WHAT THE TASK REQUIRES » Gather all lines from the material that contain "Северной".

..........

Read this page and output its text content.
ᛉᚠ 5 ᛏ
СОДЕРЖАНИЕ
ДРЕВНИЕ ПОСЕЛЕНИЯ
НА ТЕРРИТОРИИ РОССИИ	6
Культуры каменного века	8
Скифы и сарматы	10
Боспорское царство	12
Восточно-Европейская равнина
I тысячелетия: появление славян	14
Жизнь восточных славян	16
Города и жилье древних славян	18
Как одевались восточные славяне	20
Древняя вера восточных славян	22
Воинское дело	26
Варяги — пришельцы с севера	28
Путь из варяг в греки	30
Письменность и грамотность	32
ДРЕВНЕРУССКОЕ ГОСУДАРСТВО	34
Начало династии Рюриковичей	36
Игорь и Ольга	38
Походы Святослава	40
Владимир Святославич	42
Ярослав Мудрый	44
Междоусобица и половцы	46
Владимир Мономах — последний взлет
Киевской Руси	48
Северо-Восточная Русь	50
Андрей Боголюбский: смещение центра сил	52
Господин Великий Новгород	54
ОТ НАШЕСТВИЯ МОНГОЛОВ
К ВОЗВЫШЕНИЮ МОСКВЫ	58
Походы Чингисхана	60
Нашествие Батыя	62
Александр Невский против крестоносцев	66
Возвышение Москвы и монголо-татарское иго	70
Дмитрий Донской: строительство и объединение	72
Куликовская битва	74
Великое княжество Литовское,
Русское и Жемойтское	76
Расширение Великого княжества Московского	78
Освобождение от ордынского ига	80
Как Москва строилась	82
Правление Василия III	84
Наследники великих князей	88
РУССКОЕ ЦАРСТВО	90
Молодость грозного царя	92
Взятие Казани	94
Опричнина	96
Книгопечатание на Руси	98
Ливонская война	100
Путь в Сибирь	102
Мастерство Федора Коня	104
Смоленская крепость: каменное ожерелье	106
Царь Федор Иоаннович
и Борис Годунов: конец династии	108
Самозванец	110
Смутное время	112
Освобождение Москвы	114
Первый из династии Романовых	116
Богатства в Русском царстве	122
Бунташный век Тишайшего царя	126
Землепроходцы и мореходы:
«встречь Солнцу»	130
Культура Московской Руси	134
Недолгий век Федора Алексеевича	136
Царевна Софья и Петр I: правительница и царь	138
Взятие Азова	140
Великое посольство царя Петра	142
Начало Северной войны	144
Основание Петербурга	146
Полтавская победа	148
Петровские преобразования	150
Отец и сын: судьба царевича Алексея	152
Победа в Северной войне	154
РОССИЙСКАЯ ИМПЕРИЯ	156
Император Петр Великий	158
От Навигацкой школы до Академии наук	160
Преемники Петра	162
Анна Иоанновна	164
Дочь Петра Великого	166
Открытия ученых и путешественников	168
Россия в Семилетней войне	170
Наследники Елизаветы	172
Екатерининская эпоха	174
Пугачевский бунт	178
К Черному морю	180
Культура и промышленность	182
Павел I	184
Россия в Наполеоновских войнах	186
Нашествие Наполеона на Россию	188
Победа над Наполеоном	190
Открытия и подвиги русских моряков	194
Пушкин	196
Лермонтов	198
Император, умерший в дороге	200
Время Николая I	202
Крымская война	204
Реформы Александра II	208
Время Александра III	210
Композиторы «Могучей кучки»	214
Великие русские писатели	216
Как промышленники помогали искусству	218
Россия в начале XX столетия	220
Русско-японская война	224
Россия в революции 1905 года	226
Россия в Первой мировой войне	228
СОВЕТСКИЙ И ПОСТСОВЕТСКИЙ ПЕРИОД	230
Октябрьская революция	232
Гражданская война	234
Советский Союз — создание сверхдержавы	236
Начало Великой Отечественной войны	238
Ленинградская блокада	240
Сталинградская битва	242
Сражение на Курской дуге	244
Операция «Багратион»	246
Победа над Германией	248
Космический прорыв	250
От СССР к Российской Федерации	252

..........

FINISHED TASK »
Начало Северной войны	144
Победа в Северной войне	154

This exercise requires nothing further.